### PROBLEM TO WORK ON
Copy all lines that contain the word "Cancel".

# start of DATA FOR THIS TASK

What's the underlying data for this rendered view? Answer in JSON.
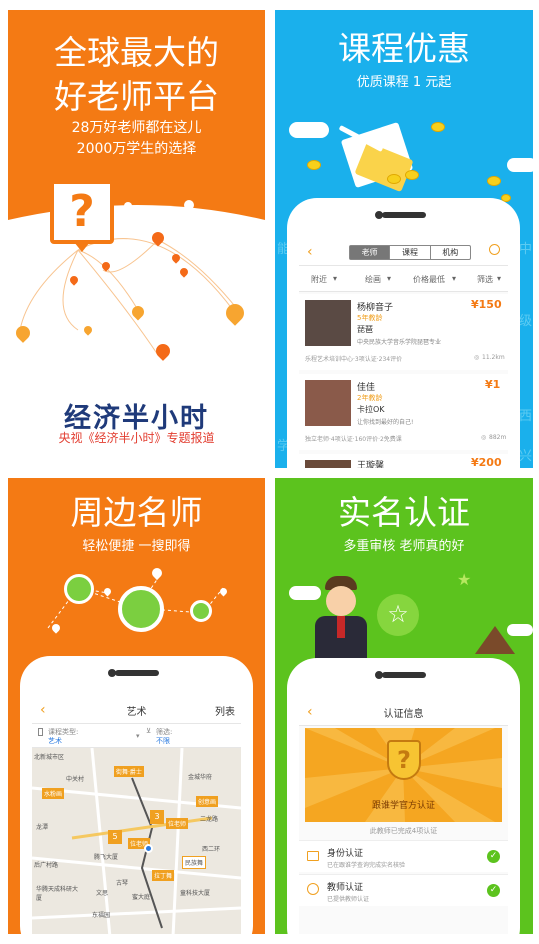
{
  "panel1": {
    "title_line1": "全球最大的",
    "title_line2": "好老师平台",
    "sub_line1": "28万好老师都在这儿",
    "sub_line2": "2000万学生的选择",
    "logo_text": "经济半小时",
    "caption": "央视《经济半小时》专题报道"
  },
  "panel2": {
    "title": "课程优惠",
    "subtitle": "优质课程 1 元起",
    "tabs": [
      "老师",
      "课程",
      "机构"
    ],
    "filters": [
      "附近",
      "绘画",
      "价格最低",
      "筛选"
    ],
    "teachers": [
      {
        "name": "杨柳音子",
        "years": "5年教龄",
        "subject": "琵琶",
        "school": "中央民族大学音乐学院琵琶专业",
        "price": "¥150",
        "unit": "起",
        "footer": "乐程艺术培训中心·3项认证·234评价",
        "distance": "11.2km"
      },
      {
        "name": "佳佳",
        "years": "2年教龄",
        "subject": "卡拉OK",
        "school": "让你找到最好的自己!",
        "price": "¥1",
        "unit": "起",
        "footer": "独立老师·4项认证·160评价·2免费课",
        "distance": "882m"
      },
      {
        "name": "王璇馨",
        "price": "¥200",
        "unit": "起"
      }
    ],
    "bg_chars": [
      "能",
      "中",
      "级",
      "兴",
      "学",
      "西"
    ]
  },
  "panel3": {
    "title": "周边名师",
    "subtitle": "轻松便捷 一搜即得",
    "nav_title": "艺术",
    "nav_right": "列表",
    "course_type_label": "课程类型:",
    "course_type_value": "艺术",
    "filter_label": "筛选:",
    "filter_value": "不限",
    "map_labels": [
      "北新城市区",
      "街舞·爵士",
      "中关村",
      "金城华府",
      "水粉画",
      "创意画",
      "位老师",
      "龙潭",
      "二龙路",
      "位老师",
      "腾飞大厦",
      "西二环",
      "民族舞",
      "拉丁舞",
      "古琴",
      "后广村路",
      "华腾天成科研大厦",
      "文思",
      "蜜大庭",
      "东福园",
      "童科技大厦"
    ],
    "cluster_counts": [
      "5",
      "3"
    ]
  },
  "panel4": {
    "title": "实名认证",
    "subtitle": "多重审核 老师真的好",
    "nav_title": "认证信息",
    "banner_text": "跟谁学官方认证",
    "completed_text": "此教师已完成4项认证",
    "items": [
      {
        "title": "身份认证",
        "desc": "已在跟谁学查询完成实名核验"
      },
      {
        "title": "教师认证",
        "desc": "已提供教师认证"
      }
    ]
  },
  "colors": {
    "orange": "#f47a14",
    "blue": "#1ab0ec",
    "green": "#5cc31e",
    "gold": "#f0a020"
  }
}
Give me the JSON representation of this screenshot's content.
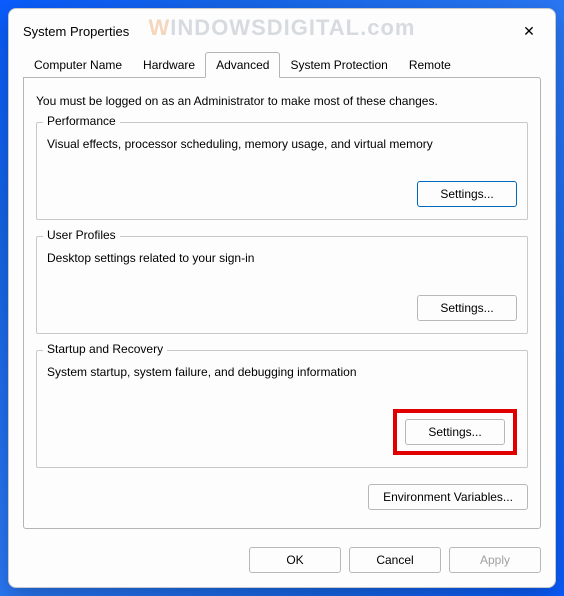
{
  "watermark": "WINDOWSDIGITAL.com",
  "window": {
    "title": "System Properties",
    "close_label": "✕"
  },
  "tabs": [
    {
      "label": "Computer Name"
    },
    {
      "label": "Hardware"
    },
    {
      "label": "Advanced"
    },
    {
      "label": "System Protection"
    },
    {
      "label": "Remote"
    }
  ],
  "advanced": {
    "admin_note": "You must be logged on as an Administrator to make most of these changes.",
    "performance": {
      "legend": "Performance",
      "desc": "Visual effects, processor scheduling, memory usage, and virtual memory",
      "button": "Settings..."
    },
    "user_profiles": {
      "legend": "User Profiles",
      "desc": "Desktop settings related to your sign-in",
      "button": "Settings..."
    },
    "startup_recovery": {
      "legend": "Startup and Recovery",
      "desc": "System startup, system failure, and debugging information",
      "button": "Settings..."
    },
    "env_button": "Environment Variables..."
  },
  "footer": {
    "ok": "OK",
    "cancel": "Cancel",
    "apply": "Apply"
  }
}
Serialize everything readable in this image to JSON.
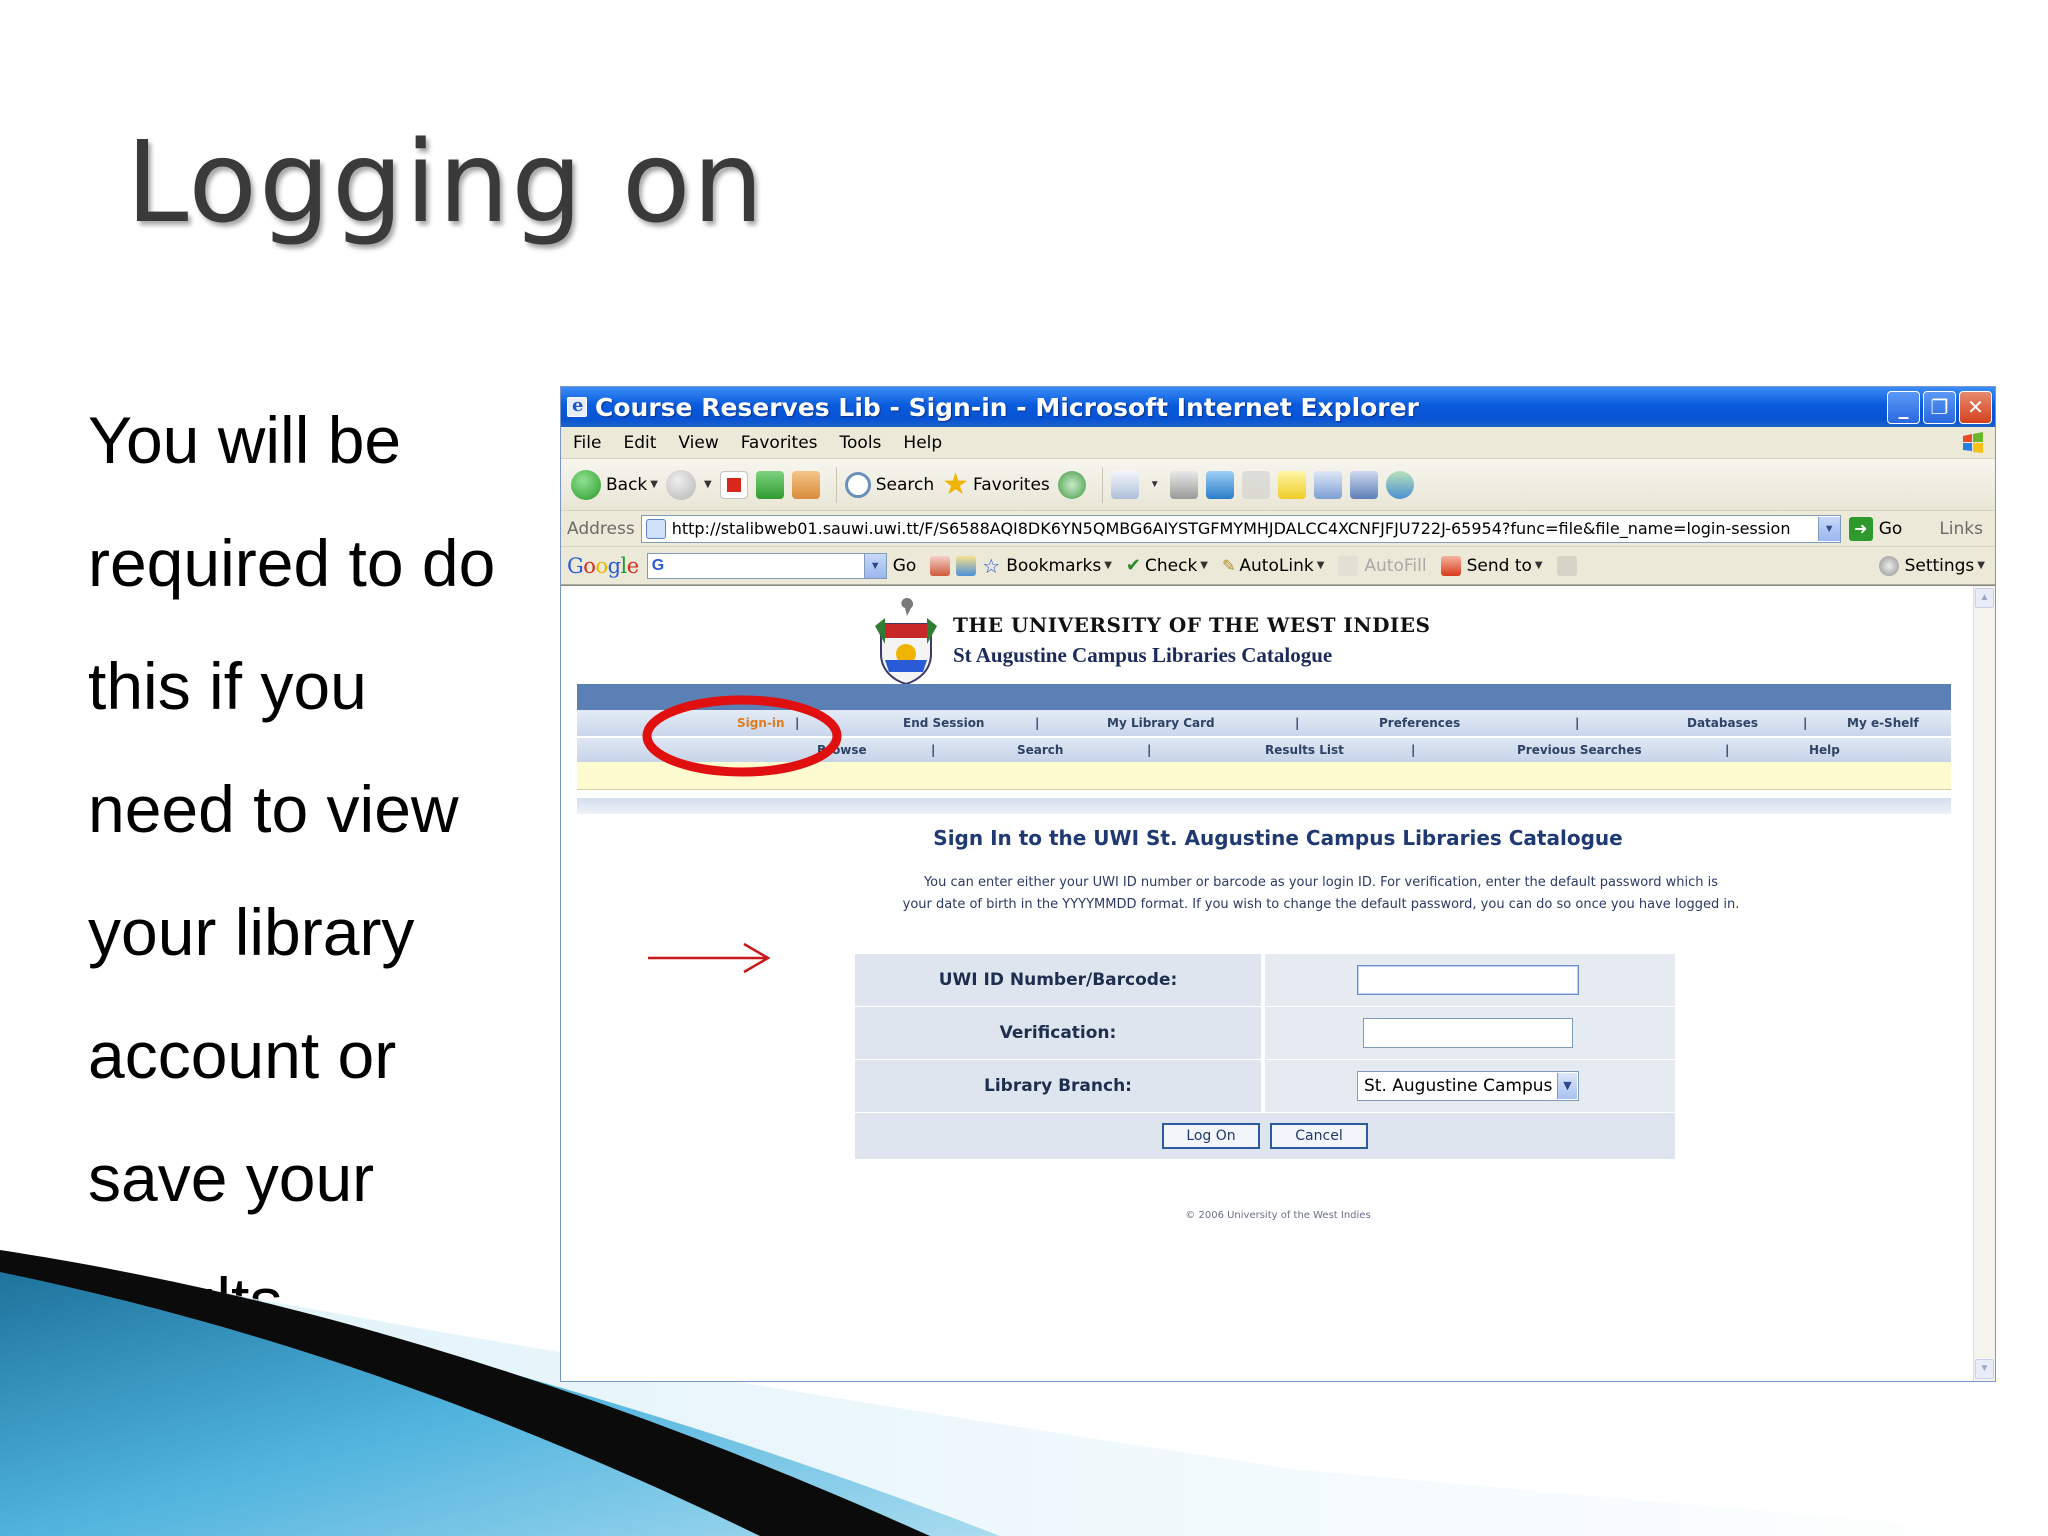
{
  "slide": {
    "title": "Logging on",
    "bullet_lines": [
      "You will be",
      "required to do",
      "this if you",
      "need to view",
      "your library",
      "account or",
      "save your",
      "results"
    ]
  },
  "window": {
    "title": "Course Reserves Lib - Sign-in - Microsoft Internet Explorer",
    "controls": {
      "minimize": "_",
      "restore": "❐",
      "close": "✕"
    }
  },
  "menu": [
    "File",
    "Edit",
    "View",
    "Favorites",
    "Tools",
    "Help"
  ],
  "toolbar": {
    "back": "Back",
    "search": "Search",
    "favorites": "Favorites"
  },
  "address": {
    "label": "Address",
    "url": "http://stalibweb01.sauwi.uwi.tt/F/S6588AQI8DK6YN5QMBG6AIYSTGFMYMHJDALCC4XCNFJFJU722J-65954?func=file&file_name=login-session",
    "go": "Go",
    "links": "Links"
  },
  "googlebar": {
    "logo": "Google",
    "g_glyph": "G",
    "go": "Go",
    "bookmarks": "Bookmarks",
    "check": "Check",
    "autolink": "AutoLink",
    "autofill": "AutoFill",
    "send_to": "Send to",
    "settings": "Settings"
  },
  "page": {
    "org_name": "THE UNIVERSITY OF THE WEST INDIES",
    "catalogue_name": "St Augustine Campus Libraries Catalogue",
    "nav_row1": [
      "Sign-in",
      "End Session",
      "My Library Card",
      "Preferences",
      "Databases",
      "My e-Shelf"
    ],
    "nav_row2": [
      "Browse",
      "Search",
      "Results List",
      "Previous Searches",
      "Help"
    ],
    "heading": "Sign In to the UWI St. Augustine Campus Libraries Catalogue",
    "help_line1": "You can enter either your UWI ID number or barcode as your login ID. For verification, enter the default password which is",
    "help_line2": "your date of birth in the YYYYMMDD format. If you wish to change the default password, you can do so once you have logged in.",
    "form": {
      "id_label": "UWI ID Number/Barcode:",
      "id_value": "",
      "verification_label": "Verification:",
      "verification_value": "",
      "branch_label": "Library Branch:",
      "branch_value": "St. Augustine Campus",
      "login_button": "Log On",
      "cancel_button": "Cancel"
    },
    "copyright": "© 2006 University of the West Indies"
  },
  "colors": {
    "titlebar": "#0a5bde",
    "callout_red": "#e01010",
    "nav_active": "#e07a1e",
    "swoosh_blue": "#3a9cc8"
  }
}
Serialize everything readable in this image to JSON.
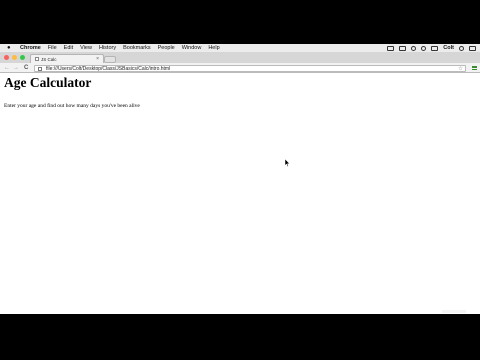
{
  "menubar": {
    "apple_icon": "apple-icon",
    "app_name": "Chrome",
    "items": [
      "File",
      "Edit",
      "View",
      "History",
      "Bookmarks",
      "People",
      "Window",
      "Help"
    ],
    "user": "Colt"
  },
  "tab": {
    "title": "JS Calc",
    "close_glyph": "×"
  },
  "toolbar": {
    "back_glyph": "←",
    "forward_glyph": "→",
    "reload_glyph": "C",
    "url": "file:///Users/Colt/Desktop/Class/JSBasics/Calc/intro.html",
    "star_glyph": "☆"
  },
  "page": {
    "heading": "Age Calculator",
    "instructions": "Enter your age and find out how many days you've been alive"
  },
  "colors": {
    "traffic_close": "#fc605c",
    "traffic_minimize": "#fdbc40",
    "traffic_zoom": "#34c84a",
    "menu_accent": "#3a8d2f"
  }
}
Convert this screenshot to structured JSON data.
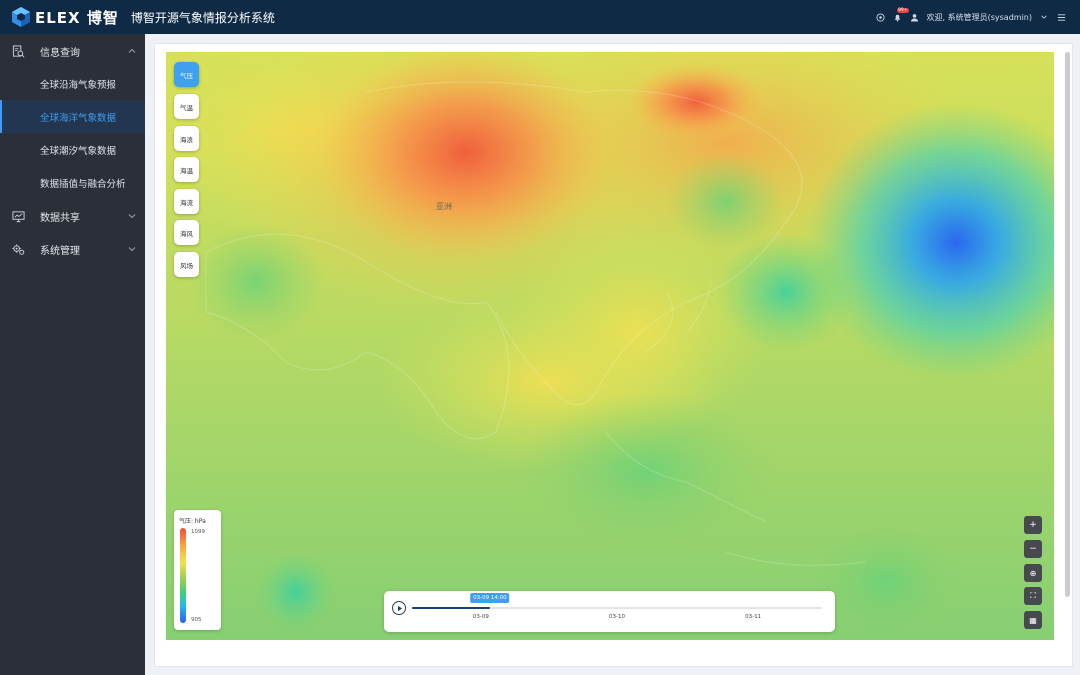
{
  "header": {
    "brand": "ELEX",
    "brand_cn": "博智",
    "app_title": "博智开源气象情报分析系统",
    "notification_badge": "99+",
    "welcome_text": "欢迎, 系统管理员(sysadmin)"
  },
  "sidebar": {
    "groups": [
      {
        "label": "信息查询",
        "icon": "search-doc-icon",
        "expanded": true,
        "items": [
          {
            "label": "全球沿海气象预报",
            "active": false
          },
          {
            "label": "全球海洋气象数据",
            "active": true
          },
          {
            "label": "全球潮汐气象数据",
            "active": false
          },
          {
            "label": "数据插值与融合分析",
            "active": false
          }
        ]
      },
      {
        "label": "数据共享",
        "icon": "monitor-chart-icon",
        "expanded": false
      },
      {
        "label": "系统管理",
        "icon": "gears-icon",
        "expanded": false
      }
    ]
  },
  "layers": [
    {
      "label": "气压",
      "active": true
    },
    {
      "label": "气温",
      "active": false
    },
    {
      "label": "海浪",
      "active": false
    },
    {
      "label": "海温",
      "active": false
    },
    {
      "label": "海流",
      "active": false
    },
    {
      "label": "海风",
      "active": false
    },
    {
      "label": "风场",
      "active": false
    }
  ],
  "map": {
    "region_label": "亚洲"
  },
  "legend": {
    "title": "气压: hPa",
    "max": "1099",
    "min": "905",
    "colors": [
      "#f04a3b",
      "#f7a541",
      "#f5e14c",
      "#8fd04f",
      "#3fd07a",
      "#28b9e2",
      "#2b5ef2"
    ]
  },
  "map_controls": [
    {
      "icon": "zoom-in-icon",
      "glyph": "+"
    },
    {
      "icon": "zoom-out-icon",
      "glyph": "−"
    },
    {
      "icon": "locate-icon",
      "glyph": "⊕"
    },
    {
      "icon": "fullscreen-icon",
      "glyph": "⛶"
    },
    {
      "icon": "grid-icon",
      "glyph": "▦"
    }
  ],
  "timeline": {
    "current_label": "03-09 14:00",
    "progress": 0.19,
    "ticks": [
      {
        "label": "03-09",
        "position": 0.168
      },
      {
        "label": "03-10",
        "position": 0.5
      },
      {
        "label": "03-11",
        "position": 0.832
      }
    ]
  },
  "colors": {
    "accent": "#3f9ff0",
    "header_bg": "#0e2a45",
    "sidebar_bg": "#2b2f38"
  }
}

# end of DATA FOR THIS TASK

### WRITTEN ANSWER
    "cancel": "Cancel",
      "cancel_button": "Cancel"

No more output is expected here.